+++ THE DATA +++
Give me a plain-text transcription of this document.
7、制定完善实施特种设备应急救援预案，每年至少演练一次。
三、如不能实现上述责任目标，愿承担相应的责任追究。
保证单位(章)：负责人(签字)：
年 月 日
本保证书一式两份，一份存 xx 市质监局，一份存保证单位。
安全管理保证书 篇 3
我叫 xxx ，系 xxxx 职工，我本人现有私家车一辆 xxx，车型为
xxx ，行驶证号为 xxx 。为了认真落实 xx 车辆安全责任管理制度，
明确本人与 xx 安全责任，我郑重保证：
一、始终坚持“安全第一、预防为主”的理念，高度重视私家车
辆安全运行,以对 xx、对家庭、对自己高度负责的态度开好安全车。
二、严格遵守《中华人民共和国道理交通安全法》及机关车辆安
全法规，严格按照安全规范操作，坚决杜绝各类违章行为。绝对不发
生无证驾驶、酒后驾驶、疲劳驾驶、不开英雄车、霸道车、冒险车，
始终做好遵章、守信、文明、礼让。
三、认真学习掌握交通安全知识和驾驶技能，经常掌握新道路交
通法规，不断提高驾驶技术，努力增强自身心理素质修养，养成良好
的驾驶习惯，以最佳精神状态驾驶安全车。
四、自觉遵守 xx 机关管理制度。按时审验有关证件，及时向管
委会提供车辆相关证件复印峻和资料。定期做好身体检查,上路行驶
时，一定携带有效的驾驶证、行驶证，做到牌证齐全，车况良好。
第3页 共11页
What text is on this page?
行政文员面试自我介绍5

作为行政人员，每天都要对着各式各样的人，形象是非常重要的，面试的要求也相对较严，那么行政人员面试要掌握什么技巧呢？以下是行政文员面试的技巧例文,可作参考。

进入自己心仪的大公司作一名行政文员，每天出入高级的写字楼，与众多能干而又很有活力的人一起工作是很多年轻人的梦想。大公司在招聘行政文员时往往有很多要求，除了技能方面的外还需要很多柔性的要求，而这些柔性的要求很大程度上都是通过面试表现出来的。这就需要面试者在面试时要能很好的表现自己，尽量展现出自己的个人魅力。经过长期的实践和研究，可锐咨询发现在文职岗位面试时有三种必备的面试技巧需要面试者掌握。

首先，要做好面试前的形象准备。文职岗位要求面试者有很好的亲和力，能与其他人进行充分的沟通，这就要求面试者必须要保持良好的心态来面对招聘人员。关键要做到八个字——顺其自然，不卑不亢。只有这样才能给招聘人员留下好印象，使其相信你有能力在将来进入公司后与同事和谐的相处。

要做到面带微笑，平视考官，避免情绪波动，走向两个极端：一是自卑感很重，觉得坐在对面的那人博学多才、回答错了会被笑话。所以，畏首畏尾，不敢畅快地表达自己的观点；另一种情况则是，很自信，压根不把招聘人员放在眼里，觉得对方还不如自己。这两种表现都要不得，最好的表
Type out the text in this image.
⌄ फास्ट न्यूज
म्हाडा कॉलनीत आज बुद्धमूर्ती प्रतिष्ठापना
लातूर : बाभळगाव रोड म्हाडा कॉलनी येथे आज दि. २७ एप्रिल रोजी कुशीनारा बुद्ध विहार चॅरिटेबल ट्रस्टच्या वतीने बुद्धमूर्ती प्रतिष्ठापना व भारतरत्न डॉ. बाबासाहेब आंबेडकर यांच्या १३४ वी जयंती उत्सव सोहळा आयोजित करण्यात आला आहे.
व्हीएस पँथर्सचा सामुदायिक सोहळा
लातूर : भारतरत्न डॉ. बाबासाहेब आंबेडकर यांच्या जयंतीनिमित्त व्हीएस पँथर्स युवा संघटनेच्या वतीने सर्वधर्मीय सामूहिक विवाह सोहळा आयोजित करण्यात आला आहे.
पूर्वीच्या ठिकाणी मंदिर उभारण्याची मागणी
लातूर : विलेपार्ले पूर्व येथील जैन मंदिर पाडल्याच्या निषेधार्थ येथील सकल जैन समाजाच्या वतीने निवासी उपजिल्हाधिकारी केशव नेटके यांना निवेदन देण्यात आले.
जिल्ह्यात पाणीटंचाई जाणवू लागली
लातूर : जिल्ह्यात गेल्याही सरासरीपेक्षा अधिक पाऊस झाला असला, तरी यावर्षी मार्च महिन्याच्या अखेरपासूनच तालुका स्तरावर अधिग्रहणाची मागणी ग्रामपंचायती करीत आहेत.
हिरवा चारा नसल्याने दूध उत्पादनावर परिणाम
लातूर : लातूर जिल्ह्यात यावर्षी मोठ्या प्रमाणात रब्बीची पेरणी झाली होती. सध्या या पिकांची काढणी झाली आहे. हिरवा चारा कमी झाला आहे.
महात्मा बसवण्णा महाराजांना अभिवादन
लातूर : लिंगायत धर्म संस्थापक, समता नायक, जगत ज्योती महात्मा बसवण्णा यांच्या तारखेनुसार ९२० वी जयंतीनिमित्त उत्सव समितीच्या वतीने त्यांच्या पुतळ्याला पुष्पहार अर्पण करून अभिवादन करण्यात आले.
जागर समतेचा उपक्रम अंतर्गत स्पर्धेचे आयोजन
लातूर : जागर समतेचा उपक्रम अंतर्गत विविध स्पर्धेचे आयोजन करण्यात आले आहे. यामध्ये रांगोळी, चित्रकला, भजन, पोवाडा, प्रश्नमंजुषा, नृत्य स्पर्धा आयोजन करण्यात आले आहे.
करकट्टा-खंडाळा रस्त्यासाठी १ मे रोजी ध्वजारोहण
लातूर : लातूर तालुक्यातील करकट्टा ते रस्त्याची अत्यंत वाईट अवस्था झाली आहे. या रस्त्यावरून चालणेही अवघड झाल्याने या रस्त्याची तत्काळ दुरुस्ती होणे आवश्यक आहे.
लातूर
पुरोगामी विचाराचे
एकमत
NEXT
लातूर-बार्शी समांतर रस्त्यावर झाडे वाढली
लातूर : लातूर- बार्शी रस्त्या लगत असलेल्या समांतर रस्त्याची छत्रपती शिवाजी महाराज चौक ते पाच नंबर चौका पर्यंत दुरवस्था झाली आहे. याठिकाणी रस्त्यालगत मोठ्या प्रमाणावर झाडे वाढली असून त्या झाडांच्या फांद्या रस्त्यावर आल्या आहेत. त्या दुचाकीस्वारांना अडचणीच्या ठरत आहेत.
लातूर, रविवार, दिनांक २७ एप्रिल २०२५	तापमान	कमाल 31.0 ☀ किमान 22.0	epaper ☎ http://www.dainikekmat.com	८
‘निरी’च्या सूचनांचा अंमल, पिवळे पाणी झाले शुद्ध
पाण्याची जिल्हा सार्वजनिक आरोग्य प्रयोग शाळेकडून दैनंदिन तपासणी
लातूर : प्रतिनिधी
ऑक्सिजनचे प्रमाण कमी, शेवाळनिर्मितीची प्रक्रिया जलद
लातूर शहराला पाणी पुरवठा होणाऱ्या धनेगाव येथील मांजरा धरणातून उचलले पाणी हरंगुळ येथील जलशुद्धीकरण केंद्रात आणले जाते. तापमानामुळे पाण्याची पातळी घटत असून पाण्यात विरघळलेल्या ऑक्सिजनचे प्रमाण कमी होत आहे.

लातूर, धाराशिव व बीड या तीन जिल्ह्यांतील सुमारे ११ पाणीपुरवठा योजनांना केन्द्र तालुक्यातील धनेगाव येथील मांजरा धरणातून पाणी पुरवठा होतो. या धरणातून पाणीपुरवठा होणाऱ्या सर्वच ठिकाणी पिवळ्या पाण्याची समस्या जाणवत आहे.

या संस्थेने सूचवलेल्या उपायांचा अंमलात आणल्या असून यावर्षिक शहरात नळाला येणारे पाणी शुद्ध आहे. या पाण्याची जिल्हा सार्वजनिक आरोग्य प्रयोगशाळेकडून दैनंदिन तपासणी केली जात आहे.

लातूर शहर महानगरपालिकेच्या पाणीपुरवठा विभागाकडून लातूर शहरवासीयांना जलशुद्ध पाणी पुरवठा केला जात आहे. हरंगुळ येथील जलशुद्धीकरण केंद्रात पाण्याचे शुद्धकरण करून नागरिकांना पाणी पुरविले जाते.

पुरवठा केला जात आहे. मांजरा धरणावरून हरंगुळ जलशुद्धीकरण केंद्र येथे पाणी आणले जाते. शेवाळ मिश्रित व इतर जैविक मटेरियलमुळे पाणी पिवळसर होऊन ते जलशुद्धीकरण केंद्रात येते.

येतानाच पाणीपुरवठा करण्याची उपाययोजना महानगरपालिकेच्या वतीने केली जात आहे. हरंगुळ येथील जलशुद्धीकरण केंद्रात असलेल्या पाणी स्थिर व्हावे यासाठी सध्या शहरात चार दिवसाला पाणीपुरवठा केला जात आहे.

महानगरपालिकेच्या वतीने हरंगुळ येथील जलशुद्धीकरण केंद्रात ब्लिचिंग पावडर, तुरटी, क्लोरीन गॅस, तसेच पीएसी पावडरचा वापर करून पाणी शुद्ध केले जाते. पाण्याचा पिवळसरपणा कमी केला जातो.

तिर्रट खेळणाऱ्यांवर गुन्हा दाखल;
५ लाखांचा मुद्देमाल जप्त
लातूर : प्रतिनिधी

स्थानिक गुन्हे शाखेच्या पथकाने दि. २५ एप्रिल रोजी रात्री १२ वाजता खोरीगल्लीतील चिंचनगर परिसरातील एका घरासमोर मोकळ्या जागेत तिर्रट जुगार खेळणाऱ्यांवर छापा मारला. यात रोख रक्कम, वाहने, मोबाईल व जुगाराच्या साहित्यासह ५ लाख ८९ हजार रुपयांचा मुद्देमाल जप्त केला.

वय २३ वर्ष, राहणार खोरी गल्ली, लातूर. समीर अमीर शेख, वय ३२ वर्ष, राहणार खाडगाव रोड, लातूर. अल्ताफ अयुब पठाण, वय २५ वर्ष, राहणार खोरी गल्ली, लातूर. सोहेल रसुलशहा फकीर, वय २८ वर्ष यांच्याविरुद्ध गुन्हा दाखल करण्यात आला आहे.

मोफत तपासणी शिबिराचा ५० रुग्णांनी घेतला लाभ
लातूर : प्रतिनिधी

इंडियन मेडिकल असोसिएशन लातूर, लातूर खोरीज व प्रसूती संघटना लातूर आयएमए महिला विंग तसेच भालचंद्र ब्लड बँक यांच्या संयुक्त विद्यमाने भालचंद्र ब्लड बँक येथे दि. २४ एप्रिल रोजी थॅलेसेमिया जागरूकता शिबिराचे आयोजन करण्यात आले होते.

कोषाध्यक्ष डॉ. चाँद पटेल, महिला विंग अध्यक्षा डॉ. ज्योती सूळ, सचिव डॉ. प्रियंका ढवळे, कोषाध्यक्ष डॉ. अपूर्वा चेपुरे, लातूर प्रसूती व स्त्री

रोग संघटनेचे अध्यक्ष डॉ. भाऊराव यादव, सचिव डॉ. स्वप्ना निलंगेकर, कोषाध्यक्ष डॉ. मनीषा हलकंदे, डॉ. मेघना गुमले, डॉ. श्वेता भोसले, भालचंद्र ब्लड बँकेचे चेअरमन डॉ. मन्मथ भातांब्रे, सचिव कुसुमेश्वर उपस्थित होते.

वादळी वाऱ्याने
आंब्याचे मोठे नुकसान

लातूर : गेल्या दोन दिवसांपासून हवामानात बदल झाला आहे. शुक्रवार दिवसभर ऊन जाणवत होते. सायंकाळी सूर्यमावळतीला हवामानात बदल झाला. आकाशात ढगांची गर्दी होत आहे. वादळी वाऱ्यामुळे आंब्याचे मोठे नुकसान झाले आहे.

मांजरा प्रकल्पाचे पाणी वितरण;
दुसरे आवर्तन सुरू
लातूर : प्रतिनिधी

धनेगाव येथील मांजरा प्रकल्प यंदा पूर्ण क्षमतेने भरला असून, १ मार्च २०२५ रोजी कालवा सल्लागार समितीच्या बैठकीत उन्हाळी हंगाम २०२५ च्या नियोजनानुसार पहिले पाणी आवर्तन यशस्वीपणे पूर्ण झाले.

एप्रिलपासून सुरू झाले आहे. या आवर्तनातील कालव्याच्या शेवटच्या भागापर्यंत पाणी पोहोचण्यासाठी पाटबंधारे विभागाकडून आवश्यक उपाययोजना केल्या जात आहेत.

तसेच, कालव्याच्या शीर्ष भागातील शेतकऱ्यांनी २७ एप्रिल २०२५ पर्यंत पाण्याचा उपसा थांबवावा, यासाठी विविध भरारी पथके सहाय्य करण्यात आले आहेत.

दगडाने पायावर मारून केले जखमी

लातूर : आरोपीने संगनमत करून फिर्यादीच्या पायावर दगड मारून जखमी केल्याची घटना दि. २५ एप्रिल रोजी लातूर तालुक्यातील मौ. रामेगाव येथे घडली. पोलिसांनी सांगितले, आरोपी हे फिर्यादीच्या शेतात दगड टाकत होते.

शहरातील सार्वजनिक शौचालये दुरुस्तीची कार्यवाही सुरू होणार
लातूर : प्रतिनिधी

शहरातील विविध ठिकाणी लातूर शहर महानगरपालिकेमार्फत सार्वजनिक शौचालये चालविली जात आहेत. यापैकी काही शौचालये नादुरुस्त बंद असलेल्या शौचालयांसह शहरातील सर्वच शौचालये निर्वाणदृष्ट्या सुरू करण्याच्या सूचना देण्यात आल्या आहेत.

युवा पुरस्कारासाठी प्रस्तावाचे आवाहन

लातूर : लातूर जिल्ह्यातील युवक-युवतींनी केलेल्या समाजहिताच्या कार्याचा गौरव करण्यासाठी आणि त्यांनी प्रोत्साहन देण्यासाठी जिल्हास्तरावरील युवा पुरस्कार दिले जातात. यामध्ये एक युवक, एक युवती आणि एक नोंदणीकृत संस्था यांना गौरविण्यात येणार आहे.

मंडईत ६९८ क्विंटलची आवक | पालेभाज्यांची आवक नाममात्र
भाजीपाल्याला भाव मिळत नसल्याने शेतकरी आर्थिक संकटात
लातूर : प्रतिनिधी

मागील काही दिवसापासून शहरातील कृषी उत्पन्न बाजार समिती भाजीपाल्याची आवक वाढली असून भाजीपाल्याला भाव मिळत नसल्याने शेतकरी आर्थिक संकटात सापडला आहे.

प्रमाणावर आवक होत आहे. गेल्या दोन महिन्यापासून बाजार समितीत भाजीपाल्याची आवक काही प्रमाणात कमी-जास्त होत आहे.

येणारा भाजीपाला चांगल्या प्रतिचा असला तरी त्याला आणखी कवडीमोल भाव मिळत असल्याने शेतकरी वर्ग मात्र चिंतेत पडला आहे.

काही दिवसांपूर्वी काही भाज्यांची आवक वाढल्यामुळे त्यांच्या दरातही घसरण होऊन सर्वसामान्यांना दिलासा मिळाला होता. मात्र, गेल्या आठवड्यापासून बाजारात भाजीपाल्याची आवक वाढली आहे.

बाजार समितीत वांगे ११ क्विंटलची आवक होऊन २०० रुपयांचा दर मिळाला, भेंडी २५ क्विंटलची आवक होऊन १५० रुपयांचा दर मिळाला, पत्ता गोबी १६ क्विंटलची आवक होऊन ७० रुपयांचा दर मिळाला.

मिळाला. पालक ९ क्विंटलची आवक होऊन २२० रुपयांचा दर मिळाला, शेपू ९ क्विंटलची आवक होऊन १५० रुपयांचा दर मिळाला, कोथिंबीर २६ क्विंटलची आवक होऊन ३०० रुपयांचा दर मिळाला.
+++
## STATED PROBLEM
Copy every line from the entries that contains the word "this".

## FINISHED ANSWER
Give me a plain-text transcription of this document.
What text is on this page?
Type out the text in this image.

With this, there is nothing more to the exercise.